Task requirements:
Please report every line from the material that contains the word "ylabel".

Items:

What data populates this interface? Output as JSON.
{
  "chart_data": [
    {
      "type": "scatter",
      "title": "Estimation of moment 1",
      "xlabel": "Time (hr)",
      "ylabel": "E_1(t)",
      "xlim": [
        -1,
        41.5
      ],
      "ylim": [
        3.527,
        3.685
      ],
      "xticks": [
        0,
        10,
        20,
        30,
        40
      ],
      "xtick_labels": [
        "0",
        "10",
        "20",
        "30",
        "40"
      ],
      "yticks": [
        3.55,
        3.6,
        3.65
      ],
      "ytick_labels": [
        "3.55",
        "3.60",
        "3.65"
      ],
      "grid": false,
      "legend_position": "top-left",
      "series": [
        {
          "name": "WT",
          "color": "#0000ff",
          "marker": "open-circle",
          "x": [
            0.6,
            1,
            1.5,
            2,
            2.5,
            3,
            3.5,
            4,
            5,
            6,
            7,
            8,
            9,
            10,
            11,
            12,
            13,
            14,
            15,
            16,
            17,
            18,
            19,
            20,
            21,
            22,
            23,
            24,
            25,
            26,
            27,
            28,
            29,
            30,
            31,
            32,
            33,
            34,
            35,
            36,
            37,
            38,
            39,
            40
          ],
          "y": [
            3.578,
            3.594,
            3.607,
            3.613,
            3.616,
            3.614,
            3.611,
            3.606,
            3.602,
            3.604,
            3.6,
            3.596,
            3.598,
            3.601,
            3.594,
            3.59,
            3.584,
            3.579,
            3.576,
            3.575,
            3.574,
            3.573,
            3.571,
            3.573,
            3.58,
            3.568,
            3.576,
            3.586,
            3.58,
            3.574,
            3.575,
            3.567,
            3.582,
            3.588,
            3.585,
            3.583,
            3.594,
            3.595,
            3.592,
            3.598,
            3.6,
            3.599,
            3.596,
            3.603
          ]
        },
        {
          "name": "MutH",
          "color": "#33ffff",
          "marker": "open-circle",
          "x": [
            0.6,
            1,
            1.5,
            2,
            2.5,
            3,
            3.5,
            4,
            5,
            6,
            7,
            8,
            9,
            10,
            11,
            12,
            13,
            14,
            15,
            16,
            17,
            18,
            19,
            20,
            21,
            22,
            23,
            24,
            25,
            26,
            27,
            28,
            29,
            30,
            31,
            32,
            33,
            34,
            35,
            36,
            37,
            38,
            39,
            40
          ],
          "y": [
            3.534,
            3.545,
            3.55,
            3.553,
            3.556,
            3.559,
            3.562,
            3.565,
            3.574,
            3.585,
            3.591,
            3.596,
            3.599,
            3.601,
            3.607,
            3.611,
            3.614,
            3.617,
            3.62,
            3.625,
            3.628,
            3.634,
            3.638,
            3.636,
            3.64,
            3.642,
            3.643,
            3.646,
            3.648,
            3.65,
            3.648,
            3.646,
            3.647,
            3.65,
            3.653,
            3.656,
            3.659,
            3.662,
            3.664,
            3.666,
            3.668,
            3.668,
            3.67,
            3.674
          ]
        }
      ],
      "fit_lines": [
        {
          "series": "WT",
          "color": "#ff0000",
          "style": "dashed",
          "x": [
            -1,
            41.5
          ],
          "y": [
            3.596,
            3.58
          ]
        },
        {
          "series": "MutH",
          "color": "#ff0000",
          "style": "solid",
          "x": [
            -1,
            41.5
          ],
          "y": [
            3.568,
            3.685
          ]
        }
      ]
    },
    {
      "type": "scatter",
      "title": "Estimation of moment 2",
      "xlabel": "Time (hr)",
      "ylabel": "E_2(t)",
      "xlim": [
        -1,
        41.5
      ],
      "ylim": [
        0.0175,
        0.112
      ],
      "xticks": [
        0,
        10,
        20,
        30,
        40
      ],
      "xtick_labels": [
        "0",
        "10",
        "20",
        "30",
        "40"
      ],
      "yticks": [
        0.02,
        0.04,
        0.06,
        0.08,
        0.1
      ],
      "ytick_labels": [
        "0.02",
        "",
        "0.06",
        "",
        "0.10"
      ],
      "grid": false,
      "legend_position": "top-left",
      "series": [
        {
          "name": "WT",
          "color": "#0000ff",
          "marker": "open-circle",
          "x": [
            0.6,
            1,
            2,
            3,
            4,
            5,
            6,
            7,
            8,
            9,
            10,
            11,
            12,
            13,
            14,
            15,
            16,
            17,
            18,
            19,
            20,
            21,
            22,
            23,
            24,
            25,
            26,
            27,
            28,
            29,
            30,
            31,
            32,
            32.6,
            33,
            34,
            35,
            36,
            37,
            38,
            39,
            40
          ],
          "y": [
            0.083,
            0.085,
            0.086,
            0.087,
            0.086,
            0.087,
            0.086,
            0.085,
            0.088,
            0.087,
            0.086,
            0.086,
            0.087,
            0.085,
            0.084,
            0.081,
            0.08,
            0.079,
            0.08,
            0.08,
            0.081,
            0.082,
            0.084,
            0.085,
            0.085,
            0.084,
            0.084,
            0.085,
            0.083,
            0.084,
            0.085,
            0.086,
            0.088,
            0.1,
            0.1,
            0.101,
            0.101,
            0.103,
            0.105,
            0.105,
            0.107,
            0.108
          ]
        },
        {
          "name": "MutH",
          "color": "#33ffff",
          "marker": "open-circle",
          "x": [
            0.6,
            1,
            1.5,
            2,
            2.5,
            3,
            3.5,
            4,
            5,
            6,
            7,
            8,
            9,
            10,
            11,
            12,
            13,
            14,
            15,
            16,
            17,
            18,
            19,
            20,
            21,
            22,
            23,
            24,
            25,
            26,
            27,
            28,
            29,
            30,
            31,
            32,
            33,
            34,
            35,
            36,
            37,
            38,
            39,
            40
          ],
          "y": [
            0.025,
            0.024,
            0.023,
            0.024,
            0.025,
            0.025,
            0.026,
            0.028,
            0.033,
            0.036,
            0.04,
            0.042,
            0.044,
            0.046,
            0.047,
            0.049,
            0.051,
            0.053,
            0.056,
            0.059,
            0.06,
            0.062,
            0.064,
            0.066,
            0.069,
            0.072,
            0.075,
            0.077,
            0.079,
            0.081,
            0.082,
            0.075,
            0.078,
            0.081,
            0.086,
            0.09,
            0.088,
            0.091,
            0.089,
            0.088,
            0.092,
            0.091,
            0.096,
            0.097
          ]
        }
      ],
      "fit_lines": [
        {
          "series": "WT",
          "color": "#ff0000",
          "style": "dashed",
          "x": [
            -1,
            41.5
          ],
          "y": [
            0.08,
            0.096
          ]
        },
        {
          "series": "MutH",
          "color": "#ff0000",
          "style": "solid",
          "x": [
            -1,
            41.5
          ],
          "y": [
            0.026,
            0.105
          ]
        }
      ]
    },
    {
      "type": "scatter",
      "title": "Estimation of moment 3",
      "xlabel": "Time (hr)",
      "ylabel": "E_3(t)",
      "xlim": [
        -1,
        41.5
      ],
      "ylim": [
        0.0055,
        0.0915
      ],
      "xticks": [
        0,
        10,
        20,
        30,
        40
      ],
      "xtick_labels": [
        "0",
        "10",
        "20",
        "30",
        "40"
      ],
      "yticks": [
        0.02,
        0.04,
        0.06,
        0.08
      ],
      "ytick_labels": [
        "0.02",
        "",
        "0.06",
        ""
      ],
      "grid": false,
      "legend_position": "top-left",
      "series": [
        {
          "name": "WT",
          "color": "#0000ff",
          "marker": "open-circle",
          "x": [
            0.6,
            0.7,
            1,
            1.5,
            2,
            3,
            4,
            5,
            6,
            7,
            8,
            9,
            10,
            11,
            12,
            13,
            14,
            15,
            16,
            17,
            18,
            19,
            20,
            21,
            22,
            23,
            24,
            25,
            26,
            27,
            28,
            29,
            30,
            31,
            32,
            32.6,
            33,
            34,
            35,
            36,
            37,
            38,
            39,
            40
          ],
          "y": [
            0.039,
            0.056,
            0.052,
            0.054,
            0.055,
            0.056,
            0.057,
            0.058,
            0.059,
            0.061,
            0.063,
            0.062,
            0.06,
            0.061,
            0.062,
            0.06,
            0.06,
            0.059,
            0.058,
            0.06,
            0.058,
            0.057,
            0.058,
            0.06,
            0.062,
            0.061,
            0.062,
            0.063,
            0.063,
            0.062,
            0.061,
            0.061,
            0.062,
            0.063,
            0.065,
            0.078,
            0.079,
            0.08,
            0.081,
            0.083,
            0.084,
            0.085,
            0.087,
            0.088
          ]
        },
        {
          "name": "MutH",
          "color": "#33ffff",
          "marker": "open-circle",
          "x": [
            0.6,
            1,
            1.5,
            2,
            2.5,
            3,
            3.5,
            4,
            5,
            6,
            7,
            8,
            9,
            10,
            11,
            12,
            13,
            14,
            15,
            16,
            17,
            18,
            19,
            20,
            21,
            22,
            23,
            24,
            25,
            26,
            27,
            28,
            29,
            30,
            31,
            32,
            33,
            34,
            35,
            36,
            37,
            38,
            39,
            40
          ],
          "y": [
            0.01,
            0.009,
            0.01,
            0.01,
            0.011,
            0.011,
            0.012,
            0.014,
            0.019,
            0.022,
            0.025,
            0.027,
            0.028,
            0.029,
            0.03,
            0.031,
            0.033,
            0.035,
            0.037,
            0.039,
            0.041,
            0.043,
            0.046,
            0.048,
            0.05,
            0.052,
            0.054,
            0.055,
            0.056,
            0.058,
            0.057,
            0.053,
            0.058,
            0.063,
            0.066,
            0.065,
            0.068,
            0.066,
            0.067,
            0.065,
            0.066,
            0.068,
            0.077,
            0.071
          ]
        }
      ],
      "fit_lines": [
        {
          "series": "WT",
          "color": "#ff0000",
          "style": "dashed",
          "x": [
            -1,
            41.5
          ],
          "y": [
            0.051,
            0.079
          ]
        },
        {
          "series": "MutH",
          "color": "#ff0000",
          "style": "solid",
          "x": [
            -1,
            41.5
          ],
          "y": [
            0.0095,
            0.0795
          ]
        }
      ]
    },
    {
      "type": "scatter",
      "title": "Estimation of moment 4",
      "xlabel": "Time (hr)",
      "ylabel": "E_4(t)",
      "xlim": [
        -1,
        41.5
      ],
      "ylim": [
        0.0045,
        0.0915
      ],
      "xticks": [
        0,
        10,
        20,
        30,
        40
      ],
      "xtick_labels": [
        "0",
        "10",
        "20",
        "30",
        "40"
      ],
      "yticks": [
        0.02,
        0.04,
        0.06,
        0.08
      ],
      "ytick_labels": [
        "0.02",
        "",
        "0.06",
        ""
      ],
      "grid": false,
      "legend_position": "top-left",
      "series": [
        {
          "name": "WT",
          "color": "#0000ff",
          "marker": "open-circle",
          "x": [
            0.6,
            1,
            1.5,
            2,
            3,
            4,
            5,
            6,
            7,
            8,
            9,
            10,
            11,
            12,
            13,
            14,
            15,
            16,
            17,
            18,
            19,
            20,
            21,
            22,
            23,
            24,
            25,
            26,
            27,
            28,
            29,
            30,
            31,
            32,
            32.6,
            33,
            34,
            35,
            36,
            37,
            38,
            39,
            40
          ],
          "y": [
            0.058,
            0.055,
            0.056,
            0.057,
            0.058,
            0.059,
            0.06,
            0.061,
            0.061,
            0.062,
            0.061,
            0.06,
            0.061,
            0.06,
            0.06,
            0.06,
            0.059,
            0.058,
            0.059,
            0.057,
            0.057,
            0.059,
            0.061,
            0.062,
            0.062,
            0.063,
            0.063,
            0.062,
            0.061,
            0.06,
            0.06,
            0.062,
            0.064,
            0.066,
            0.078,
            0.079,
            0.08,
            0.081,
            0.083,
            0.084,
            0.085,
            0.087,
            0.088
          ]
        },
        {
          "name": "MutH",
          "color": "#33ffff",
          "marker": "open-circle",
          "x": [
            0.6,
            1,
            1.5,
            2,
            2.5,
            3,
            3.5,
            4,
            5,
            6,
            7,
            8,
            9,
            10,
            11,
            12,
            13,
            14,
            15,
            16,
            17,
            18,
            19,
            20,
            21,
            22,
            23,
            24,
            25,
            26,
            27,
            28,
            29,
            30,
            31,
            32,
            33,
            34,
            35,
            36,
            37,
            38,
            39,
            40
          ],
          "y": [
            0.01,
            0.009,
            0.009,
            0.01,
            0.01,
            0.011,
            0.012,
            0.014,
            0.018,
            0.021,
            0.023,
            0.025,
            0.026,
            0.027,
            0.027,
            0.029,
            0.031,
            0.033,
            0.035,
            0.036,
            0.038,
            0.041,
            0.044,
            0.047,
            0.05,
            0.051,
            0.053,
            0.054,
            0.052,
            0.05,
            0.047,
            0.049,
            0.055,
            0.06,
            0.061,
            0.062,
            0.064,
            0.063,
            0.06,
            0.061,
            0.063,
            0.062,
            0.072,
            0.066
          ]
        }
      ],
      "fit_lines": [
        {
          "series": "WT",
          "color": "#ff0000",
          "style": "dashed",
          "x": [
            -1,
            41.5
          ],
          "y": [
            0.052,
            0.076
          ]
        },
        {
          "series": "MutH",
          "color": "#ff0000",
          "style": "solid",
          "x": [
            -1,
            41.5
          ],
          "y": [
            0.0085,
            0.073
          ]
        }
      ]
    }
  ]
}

Response to the exercise:
      "ylabel": "E_1(t)",
      "ylabel": "E_2(t)",
      "ylabel": "E_3(t)",
      "ylabel": "E_4(t)",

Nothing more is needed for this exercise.